◆ Work to complete: Pull out every line of the items that contains the word "with", and treat uppercase and lowercase as different.
══════════════════════════════
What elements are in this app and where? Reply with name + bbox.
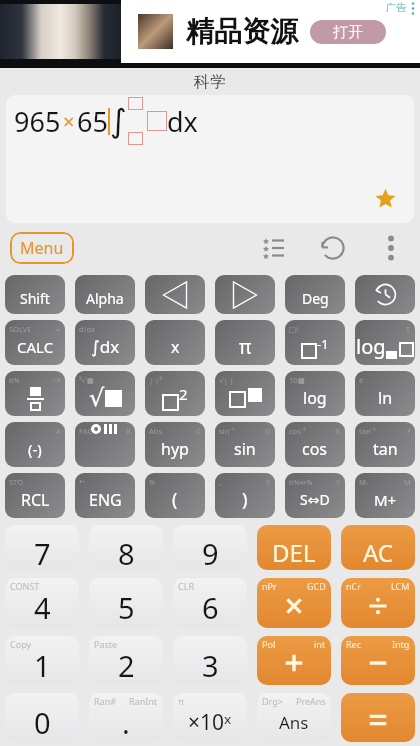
staticText: M xyxy=(404,477,411,487)
button[interactable]: 打开 xyxy=(310,20,386,44)
staticText: ln xyxy=(378,387,393,409)
button[interactable]: nPr xyxy=(257,578,331,628)
button[interactable]: Copy xyxy=(5,636,79,685)
button[interactable]: 7 xyxy=(5,525,79,570)
button[interactable]: Pol xyxy=(257,636,331,685)
staticText: (-) xyxy=(28,439,42,459)
button[interactable] xyxy=(215,275,275,314)
button[interactable]: Drg> xyxy=(257,693,331,742)
button[interactable]: 965 xyxy=(6,95,414,223)
button[interactable]: CONST xyxy=(5,578,79,628)
button[interactable] xyxy=(145,275,205,314)
staticText: D xyxy=(265,426,271,436)
button[interactable]: | |³ xyxy=(145,371,205,416)
button[interactable]: FACT xyxy=(75,422,135,467)
staticText: . xyxy=(122,703,130,742)
staticText: nCr xyxy=(346,580,361,592)
button[interactable]: π xyxy=(173,693,247,742)
button[interactable]: 5 xyxy=(89,578,163,628)
button[interactable]: 0 xyxy=(5,693,79,742)
button[interactable]: Deg xyxy=(285,275,345,314)
button[interactable]: π xyxy=(215,320,275,365)
button[interactable]: ³√■ xyxy=(75,371,135,416)
staticText: 4 xyxy=(34,588,51,627)
button[interactable]: 10■ xyxy=(285,371,345,416)
button[interactable]: x xyxy=(145,320,205,365)
button[interactable]: M- xyxy=(355,473,415,518)
button[interactable]: Σ xyxy=(355,320,415,365)
button[interactable]: b% xyxy=(5,371,65,416)
button[interactable]: A xyxy=(5,422,65,467)
button[interactable]: □! xyxy=(285,320,345,365)
staticText: Ans xyxy=(279,711,309,734)
staticText: CALC xyxy=(17,337,54,357)
staticText: Abs xyxy=(149,426,162,436)
staticText: Menu xyxy=(20,237,64,259)
button[interactable]: cos⁻¹ xyxy=(285,422,345,467)
button[interactable] xyxy=(341,693,415,742)
staticText: Y xyxy=(336,477,341,487)
staticText: , xyxy=(219,477,222,487)
button[interactable]: DEL xyxy=(257,525,331,570)
staticText: 6 xyxy=(202,588,219,627)
button[interactable]: Paste xyxy=(89,636,163,685)
button[interactable]: ← xyxy=(75,473,135,518)
other: Favorite xyxy=(375,188,396,209)
staticText: Deg xyxy=(302,289,329,308)
button[interactable]: SOLVE xyxy=(5,320,65,365)
button[interactable] xyxy=(355,275,415,314)
button[interactable]: sin⁻¹ xyxy=(215,422,275,467)
staticText: 精品资源 xyxy=(186,14,298,49)
staticText: Shift xyxy=(20,289,50,308)
staticText: tan xyxy=(373,438,398,460)
button[interactable]: 3 xyxy=(173,636,247,685)
button[interactable]: Undo xyxy=(320,235,346,261)
staticText: ×10ˣ xyxy=(188,708,232,737)
staticText: sin xyxy=(234,438,256,460)
staticText: Σ xyxy=(406,324,411,334)
staticText: 广告 xyxy=(386,1,406,14)
staticText: ∫ xyxy=(110,102,127,139)
staticText: M- xyxy=(359,477,369,487)
button[interactable]: AC xyxy=(341,525,415,570)
button[interactable]: √| | xyxy=(215,371,275,416)
button[interactable]: nCr xyxy=(341,578,415,628)
staticText: E xyxy=(336,426,341,436)
button[interactable]: More options xyxy=(385,235,397,261)
staticText: cos⁻¹ xyxy=(289,426,306,436)
staticText: FACT xyxy=(79,426,97,436)
staticText: 65 xyxy=(77,103,108,140)
button[interactable]: % xyxy=(145,473,205,518)
button[interactable]: Abs xyxy=(145,422,205,467)
button[interactable]: Menu xyxy=(10,232,74,264)
button[interactable]: Ran# xyxy=(89,693,163,742)
button[interactable]: 9 xyxy=(173,525,247,570)
staticText: ← xyxy=(79,477,86,486)
button[interactable]: 8 xyxy=(89,525,163,570)
staticText: × xyxy=(63,108,75,135)
staticText: F xyxy=(407,426,411,436)
staticText: b% xyxy=(9,375,20,385)
staticText: PreAns xyxy=(296,695,326,707)
staticText: 8 xyxy=(118,534,135,570)
button[interactable]: Shift xyxy=(5,275,65,314)
staticText: -1 xyxy=(317,335,329,353)
staticText: 2 xyxy=(118,646,135,685)
staticText: √ xyxy=(89,384,105,412)
button[interactable]: e xyxy=(355,371,415,416)
staticText: Copy xyxy=(10,638,32,650)
staticText: Drg> xyxy=(262,695,283,707)
button[interactable]: Alpha xyxy=(75,275,135,314)
staticText: 7 xyxy=(34,534,51,570)
staticText: CLR xyxy=(178,580,195,592)
button[interactable]: CLR xyxy=(173,578,247,628)
button[interactable]: History list xyxy=(263,238,287,262)
button[interactable]: tan⁻¹ xyxy=(355,422,415,467)
button[interactable]: b%⇔% xyxy=(285,473,345,518)
button[interactable]: , xyxy=(215,473,275,518)
button[interactable]: d/dx xyxy=(75,320,135,365)
staticText: A xyxy=(56,426,61,436)
button[interactable]: STO xyxy=(5,473,65,518)
button[interactable]: Rec xyxy=(341,636,415,685)
staticText: Ran# xyxy=(94,695,117,707)
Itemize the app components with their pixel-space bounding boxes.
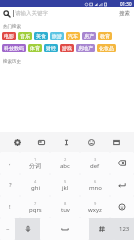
staticText: 9 xyxy=(94,201,97,206)
staticText: 3 xyxy=(94,157,97,162)
staticText: pqrs xyxy=(29,206,42,214)
staticText: 搜索 xyxy=(119,10,130,17)
button[interactable]: 9 xyxy=(80,196,110,218)
staticText: 请输入关键字 xyxy=(15,10,48,17)
button[interactable]: ~ xyxy=(0,218,15,240)
staticText: def xyxy=(90,162,100,170)
button[interactable]: backspace xyxy=(110,152,134,174)
button[interactable]: Keyboard layout xyxy=(104,132,129,152)
button[interactable]: 123 xyxy=(114,218,134,240)
button[interactable]: 美食 xyxy=(34,32,48,40)
staticText: jkl xyxy=(62,184,69,192)
staticText: 分词 xyxy=(29,162,41,170)
button[interactable]: enter xyxy=(110,174,134,196)
staticText: 旅游 xyxy=(52,33,62,39)
button[interactable]: 游戏 xyxy=(60,44,74,52)
other: Search xyxy=(3,10,11,18)
staticText: 搜索历史 xyxy=(3,59,21,65)
button[interactable]: 旅游 xyxy=(50,32,64,40)
button[interactable]: 教育 xyxy=(98,32,112,40)
button[interactable]: 房产 xyxy=(82,32,96,40)
button[interactable]: 7 xyxy=(20,196,50,218)
staticText: 美食 xyxy=(36,33,46,39)
button[interactable]: 电影 xyxy=(2,32,16,40)
staticText: wxyz xyxy=(88,206,102,214)
button[interactable]: ! xyxy=(0,196,20,218)
staticText: 热门搜索 xyxy=(3,24,21,30)
button[interactable]: grid xyxy=(89,218,114,240)
button[interactable]: 音乐 xyxy=(18,32,32,40)
button[interactable]: 化妆品 xyxy=(97,44,116,52)
staticText: abc xyxy=(60,162,70,170)
staticText: 汽车 xyxy=(68,33,78,39)
staticText: ! xyxy=(9,203,11,211)
staticText: 科技数码 xyxy=(4,45,24,51)
staticText: 体育 xyxy=(30,45,40,51)
button[interactable]: 体育 xyxy=(28,44,42,52)
staticText: 化妆品 xyxy=(99,45,114,51)
staticText: 2 xyxy=(64,157,67,162)
staticText: 01:30 xyxy=(120,1,132,7)
staticText: 教育 xyxy=(100,33,110,39)
staticText: tuv xyxy=(61,206,70,214)
button[interactable]: ? xyxy=(0,174,20,196)
button[interactable]: 6 xyxy=(80,174,110,196)
button[interactable]: 科技数码 xyxy=(2,44,26,52)
staticText: 5 xyxy=(64,179,67,184)
button[interactable]: 财经 xyxy=(44,44,58,52)
staticText: 123 xyxy=(119,225,130,233)
button[interactable]: 房地产 xyxy=(76,44,95,52)
button[interactable]: 8 xyxy=(50,196,80,218)
staticText: 财经 xyxy=(46,45,56,51)
button[interactable]: 4 xyxy=(20,174,50,196)
staticText: , xyxy=(9,159,11,167)
staticText: 房产 xyxy=(84,33,94,39)
button[interactable]: 汽车 xyxy=(66,32,80,40)
staticText: 7 xyxy=(34,201,37,206)
staticText: 房地产 xyxy=(78,45,93,51)
staticText: 4 xyxy=(34,179,37,184)
button[interactable]: , xyxy=(0,152,20,174)
staticText: mno xyxy=(89,184,102,192)
button[interactable]: 搜索 xyxy=(118,8,131,19)
button[interactable]: Clipboard xyxy=(29,132,54,152)
button[interactable]: 5 xyxy=(50,174,80,196)
staticText: 音乐 xyxy=(20,33,30,39)
button[interactable]: Settings xyxy=(5,132,29,152)
staticText: 1 xyxy=(34,157,37,162)
button[interactable]: 1 xyxy=(20,152,50,174)
staticText: 8 xyxy=(64,201,67,206)
button[interactable]: smile xyxy=(110,196,134,218)
button[interactable]: Emoji xyxy=(79,132,104,152)
staticText: ghi xyxy=(31,184,40,192)
staticText: 6 xyxy=(94,179,97,184)
button[interactable]: 3 xyxy=(80,152,110,174)
button[interactable]: mic xyxy=(15,218,40,240)
button[interactable]: 2 xyxy=(50,152,80,174)
staticText: 电影 xyxy=(4,33,14,39)
button[interactable]: space xyxy=(40,218,89,240)
staticText: ~ xyxy=(6,225,10,233)
staticText: ? xyxy=(9,181,12,189)
button[interactable]: Text input xyxy=(54,132,79,152)
staticText: 游戏 xyxy=(62,45,72,51)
══════════════════════════════
◆ Exercise result:
What elements are in this app and where? Reply with name + bbox.
Itemize the app components with their pixel-space bounding boxes.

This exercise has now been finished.